Given request: Rename every "candle-body" in the records below to "candlestick-body", and reproduce all other text unchanged.

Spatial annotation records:
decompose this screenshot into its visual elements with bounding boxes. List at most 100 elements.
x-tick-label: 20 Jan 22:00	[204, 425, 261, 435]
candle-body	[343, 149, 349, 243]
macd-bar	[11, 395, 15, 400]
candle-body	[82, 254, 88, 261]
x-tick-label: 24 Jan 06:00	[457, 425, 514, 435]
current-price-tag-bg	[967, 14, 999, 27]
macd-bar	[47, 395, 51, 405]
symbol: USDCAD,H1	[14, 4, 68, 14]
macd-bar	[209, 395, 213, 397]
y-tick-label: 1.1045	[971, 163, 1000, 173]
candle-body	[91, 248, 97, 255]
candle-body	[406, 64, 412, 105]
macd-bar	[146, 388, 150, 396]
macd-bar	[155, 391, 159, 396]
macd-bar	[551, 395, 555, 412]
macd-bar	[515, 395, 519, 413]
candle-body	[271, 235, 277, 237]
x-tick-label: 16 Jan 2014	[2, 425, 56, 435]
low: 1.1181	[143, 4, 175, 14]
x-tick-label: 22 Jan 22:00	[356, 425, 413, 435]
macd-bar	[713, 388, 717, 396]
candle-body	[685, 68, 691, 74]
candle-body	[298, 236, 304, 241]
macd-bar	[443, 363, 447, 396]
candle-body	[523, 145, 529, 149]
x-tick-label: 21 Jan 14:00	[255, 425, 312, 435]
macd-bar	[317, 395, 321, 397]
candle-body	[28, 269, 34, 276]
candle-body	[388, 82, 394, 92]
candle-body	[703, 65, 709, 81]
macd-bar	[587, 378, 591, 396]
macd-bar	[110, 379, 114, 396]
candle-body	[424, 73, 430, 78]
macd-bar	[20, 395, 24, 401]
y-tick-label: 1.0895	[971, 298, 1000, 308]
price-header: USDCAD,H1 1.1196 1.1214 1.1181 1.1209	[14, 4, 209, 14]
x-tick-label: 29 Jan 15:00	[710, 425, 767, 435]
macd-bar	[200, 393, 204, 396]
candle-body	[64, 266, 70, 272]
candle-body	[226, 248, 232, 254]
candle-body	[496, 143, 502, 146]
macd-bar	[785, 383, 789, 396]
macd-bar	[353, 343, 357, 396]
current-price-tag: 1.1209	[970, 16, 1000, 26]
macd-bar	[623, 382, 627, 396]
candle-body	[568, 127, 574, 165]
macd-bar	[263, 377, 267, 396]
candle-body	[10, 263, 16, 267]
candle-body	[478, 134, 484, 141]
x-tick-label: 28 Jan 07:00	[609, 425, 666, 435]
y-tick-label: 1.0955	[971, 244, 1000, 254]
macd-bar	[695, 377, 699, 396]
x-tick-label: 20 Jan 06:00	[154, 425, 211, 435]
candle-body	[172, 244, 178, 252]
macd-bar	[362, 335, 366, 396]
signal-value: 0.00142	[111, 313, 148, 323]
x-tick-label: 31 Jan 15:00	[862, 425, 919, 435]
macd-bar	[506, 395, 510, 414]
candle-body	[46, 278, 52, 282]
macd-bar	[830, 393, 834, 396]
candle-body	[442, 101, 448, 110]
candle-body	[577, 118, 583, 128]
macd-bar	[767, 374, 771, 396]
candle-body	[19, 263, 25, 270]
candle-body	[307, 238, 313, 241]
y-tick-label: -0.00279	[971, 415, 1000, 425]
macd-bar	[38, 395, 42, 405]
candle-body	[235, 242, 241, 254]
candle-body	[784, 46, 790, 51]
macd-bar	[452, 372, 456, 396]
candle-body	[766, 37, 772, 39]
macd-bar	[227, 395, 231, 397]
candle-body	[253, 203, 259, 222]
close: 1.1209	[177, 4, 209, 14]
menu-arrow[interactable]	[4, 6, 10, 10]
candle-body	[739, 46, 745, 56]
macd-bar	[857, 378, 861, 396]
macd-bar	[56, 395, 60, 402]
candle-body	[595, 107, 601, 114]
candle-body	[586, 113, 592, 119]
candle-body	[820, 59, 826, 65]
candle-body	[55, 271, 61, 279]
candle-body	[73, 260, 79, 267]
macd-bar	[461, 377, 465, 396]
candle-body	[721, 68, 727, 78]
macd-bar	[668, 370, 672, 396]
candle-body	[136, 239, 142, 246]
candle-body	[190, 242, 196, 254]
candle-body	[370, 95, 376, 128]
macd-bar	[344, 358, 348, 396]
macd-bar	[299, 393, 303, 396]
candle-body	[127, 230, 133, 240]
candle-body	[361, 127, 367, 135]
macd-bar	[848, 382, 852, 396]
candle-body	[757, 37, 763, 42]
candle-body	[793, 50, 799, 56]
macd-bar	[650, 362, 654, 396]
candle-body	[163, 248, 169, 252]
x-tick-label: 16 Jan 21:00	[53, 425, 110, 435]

Solution:
decompose this screenshot into its visual elements with bounding boxes. List at most 100 elements.
x-tick-label: 20 Jan 22:00	[204, 425, 261, 435]
candlestick-body	[343, 149, 349, 243]
macd-bar	[11, 395, 15, 400]
candlestick-body	[82, 254, 88, 261]
x-tick-label: 24 Jan 06:00	[457, 425, 514, 435]
current-price-tag-bg	[967, 14, 999, 27]
macd-bar	[47, 395, 51, 405]
symbol: USDCAD,H1	[14, 4, 68, 14]
macd-bar	[209, 395, 213, 397]
y-tick-label: 1.1045	[971, 163, 1000, 173]
candlestick-body	[91, 248, 97, 255]
candlestick-body	[406, 64, 412, 105]
macd-bar	[146, 388, 150, 396]
macd-bar	[155, 391, 159, 396]
macd-bar	[551, 395, 555, 412]
macd-bar	[515, 395, 519, 413]
candlestick-body	[271, 235, 277, 237]
x-tick-label: 16 Jan 2014	[2, 425, 56, 435]
low: 1.1181	[143, 4, 175, 14]
x-tick-label: 22 Jan 22:00	[356, 425, 413, 435]
macd-bar	[713, 388, 717, 396]
candlestick-body	[685, 68, 691, 74]
candlestick-body	[298, 236, 304, 241]
macd-bar	[443, 363, 447, 396]
candlestick-body	[523, 145, 529, 149]
x-tick-label: 21 Jan 14:00	[255, 425, 312, 435]
macd-bar	[317, 395, 321, 397]
candlestick-body	[28, 269, 34, 276]
candlestick-body	[388, 82, 394, 92]
candlestick-body	[703, 65, 709, 81]
macd-bar	[587, 378, 591, 396]
macd-bar	[110, 379, 114, 396]
candlestick-body	[424, 73, 430, 78]
macd-bar	[20, 395, 24, 401]
y-tick-label: 1.0895	[971, 298, 1000, 308]
price-header: USDCAD,H1 1.1196 1.1214 1.1181 1.1209	[14, 4, 209, 14]
x-tick-label: 29 Jan 15:00	[710, 425, 767, 435]
macd-bar	[200, 393, 204, 396]
candlestick-body	[64, 266, 70, 272]
candlestick-body	[226, 248, 232, 254]
candlestick-body	[496, 143, 502, 146]
macd-bar	[785, 383, 789, 396]
macd-bar	[353, 343, 357, 396]
current-price-tag: 1.1209	[970, 16, 1000, 26]
macd-bar	[623, 382, 627, 396]
candlestick-body	[568, 127, 574, 165]
macd-bar	[263, 377, 267, 396]
candlestick-body	[10, 263, 16, 267]
candlestick-body	[478, 134, 484, 141]
x-tick-label: 28 Jan 07:00	[609, 425, 666, 435]
y-tick-label: 1.0955	[971, 244, 1000, 254]
macd-bar	[695, 377, 699, 396]
x-tick-label: 20 Jan 06:00	[154, 425, 211, 435]
candlestick-body	[172, 244, 178, 252]
macd-bar	[362, 335, 366, 396]
signal-value: 0.00142	[111, 313, 148, 323]
x-tick-label: 31 Jan 15:00	[862, 425, 919, 435]
macd-bar	[506, 395, 510, 414]
candlestick-body	[46, 278, 52, 282]
macd-bar	[830, 393, 834, 396]
candlestick-body	[442, 101, 448, 110]
candlestick-body	[577, 118, 583, 128]
macd-bar	[767, 374, 771, 396]
candlestick-body	[19, 263, 25, 270]
candlestick-body	[307, 238, 313, 241]
y-tick-label: -0.00279	[971, 415, 1000, 425]
macd-bar	[38, 395, 42, 405]
candlestick-body	[235, 242, 241, 254]
candlestick-body	[784, 46, 790, 51]
macd-bar	[452, 372, 456, 396]
candlestick-body	[766, 37, 772, 39]
macd-bar	[227, 395, 231, 397]
candlestick-body	[253, 203, 259, 222]
close: 1.1209	[177, 4, 209, 14]
menu-arrow[interactable]	[4, 6, 10, 10]
candlestick-body	[739, 46, 745, 56]
macd-bar	[857, 378, 861, 396]
macd-bar	[56, 395, 60, 402]
candlestick-body	[595, 107, 601, 114]
candlestick-body	[586, 113, 592, 119]
candlestick-body	[820, 59, 826, 65]
candlestick-body	[55, 271, 61, 279]
candlestick-body	[73, 260, 79, 267]
macd-bar	[461, 377, 465, 396]
candlestick-body	[721, 68, 727, 78]
macd-bar	[668, 370, 672, 396]
candlestick-body	[136, 239, 142, 246]
candlestick-body	[190, 242, 196, 254]
candlestick-body	[370, 95, 376, 128]
macd-bar	[344, 358, 348, 396]
macd-bar	[299, 393, 303, 396]
candlestick-body	[127, 230, 133, 240]
candlestick-body	[361, 127, 367, 135]
macd-bar	[848, 382, 852, 396]
candlestick-body	[757, 37, 763, 42]
candlestick-body	[793, 50, 799, 56]
macd-bar	[650, 362, 654, 396]
candlestick-body	[163, 248, 169, 252]
x-tick-label: 16 Jan 21:00	[53, 425, 110, 435]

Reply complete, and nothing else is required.